• Direction:
Tally the lines of the listing that contain the string "rotate". Give the number and nothing else.

• Record excerpts:
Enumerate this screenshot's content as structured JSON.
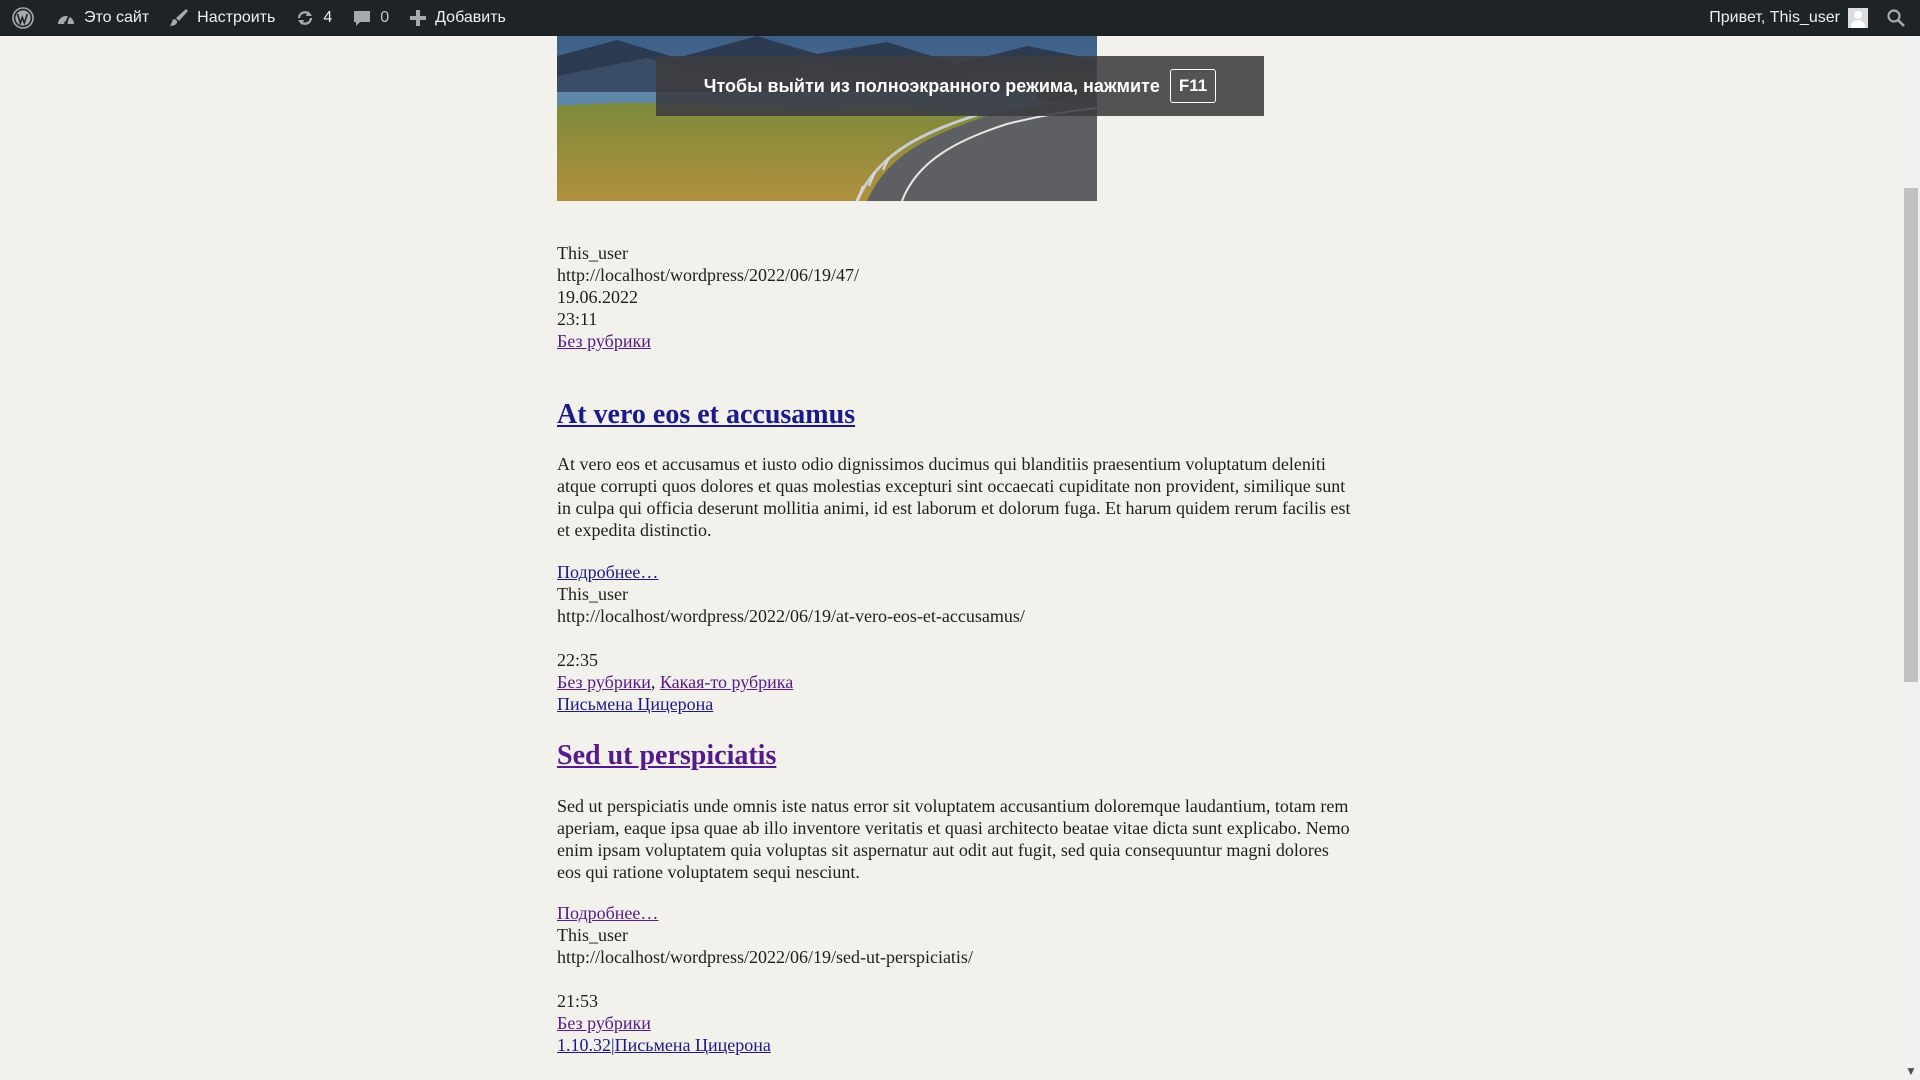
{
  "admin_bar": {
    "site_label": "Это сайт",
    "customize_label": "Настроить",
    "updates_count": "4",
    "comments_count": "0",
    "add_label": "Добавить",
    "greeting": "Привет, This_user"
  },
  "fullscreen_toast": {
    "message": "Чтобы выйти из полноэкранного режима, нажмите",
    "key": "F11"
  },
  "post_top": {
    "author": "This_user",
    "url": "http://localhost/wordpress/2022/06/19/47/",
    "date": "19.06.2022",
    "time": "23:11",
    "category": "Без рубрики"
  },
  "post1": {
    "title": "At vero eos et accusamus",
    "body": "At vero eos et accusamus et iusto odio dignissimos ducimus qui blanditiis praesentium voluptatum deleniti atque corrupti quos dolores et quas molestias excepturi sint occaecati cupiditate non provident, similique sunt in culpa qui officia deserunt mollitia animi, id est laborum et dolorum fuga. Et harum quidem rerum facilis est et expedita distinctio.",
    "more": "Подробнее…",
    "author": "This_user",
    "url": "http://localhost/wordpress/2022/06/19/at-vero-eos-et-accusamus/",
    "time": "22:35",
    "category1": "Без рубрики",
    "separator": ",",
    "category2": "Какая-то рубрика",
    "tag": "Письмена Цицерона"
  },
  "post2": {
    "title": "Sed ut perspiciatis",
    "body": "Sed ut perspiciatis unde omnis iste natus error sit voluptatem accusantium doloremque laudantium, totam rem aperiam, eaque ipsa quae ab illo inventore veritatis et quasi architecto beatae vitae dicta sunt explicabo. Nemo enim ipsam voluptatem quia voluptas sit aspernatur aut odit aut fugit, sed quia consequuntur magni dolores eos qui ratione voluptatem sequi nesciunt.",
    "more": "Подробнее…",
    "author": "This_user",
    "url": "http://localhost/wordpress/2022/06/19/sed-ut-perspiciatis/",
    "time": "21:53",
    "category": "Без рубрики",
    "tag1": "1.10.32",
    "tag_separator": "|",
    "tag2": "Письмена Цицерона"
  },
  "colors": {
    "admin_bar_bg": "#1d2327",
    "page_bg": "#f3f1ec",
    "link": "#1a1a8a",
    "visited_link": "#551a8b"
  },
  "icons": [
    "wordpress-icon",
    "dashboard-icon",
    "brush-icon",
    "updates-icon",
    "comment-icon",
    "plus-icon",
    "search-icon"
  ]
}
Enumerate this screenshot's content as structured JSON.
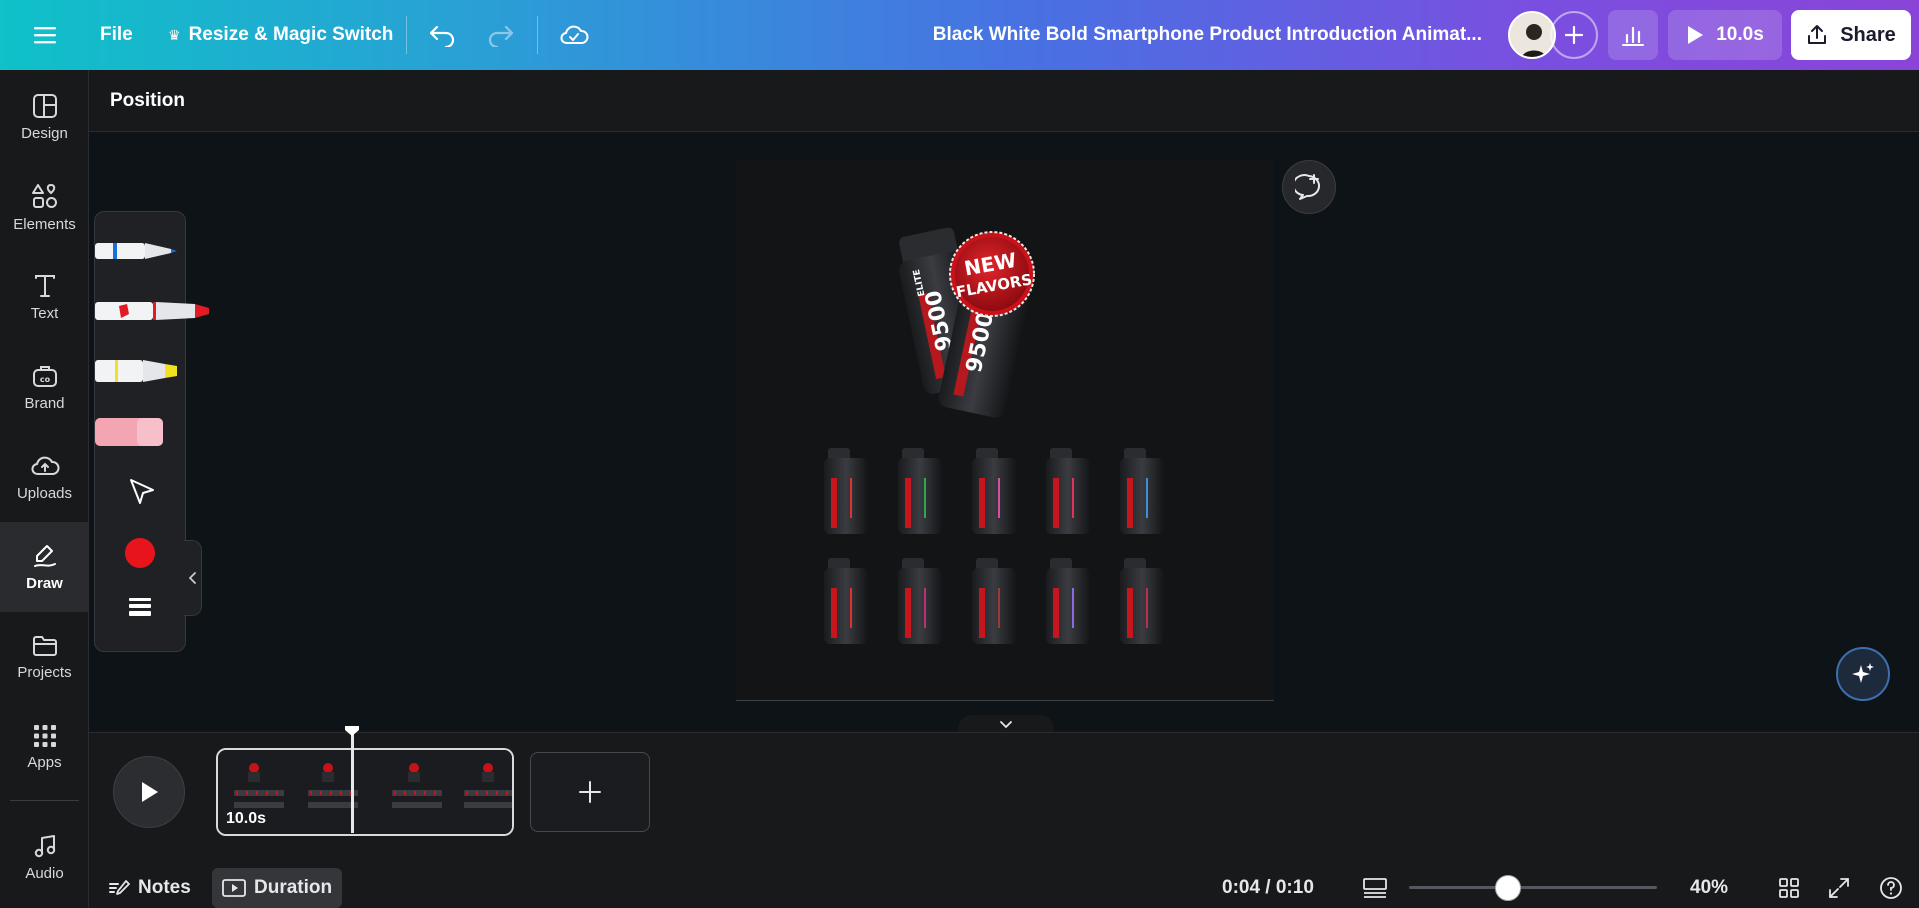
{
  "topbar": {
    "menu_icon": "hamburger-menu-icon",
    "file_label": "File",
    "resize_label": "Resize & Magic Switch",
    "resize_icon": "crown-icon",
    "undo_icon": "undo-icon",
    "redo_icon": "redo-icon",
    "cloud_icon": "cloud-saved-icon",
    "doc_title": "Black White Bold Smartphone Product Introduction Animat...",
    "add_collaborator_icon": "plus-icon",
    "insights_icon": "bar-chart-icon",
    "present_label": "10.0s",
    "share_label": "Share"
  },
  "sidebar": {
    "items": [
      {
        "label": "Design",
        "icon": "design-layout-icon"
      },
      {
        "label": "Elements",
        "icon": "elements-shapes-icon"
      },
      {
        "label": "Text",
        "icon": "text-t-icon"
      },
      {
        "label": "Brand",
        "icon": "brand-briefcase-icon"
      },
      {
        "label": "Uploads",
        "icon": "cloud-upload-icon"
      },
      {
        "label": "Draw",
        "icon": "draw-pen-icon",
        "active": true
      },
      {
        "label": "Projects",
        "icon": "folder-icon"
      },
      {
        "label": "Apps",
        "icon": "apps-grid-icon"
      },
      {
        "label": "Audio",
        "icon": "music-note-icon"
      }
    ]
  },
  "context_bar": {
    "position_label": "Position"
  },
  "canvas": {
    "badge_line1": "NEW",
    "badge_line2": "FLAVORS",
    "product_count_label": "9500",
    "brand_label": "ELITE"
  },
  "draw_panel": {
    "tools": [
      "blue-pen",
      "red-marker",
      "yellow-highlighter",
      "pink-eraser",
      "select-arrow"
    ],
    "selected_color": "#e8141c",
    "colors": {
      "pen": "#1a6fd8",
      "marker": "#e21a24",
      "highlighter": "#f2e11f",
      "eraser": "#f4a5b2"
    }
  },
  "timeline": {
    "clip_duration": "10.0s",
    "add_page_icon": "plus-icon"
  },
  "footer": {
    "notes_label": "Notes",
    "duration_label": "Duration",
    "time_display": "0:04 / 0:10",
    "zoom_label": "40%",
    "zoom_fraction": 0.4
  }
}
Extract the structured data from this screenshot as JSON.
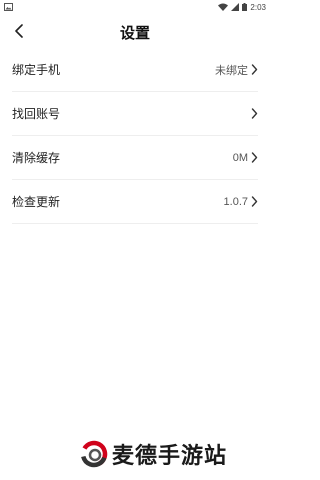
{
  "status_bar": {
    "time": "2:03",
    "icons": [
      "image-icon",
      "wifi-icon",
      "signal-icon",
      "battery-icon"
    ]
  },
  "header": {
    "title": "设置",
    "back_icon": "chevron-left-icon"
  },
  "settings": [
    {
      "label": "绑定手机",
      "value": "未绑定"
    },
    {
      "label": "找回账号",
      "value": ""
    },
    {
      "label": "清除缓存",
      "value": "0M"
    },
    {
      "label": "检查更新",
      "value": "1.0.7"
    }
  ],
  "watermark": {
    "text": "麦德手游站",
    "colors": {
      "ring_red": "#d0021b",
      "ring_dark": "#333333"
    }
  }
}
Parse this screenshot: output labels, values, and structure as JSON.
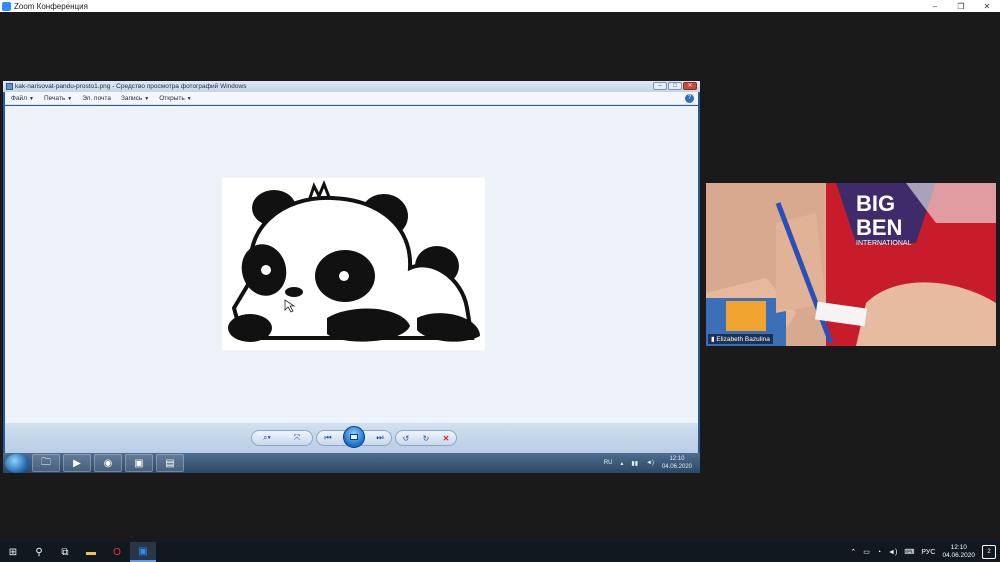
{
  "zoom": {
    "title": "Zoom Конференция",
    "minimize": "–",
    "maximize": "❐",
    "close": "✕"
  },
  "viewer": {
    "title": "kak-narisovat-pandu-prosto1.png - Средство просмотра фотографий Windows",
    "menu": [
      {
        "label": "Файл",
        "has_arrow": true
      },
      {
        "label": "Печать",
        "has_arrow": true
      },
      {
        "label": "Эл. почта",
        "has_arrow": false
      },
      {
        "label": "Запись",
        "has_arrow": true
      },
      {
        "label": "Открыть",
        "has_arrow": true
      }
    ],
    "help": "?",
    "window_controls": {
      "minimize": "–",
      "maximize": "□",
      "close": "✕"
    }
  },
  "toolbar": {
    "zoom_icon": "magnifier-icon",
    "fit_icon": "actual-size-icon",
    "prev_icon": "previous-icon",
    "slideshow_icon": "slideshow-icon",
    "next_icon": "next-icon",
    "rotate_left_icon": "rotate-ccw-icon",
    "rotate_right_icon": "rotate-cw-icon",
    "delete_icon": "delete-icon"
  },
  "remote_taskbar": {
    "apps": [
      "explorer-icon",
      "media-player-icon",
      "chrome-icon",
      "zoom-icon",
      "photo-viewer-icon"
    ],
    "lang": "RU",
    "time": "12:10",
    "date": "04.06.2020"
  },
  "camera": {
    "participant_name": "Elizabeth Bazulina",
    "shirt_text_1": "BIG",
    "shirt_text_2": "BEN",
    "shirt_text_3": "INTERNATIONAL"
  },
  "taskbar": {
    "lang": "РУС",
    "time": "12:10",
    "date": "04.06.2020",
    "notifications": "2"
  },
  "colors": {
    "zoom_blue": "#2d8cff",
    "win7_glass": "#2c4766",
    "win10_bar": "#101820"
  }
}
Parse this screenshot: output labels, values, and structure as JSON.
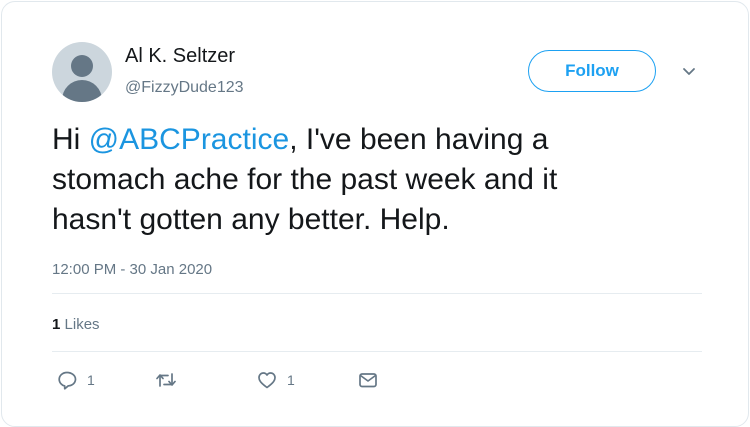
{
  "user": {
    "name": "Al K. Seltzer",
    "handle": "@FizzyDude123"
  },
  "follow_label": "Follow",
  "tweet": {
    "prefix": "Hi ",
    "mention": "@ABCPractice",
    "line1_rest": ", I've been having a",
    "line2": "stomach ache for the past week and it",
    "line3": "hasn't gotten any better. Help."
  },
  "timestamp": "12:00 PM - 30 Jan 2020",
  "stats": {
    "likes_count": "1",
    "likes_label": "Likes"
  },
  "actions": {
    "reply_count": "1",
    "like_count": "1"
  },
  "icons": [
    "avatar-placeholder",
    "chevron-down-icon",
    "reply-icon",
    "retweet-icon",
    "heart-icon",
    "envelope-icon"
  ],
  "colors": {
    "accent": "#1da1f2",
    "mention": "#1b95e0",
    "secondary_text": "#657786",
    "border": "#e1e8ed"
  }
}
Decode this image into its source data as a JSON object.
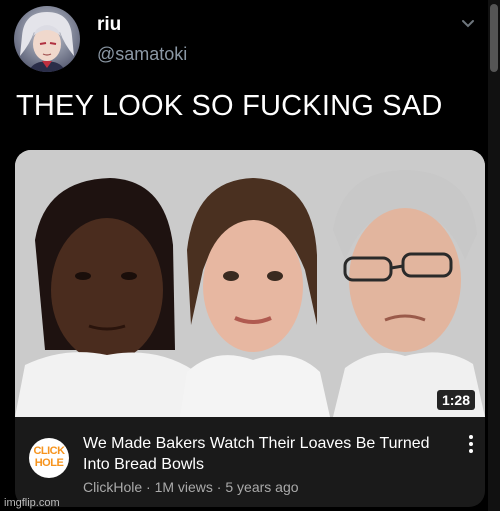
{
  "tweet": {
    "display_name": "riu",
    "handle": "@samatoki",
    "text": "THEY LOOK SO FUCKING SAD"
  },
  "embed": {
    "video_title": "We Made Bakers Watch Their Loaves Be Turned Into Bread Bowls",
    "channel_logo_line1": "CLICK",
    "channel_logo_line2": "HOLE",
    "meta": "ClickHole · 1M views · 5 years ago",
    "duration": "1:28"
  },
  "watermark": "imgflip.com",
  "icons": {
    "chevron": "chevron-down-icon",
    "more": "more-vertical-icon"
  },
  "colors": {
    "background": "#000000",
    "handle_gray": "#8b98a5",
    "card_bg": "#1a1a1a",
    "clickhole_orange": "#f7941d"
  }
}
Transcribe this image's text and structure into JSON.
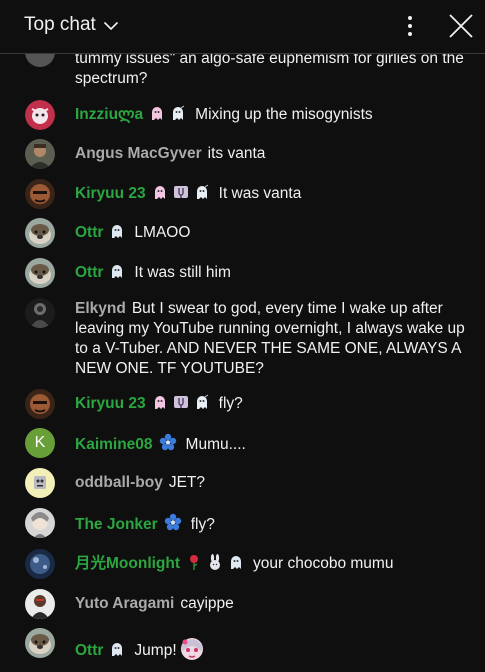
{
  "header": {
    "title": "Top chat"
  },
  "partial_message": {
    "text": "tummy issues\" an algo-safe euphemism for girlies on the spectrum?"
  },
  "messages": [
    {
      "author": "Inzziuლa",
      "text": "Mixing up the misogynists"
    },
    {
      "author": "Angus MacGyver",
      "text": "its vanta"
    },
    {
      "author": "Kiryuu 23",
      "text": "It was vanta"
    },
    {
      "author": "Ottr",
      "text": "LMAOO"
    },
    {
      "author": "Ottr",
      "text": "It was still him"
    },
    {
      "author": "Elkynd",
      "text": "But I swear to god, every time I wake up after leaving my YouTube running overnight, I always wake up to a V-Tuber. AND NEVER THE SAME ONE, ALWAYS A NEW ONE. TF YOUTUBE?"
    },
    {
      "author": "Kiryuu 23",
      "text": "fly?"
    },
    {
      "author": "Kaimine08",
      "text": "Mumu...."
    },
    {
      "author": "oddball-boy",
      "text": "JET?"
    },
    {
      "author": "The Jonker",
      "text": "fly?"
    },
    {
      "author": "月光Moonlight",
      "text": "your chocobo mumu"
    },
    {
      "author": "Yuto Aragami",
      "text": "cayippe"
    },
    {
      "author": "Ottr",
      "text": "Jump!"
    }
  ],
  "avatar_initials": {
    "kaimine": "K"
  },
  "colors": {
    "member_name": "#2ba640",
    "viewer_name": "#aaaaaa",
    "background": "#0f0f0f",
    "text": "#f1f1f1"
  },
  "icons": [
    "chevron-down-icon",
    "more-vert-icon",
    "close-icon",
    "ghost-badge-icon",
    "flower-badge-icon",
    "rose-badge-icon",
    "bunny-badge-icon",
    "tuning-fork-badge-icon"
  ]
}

• The output:
2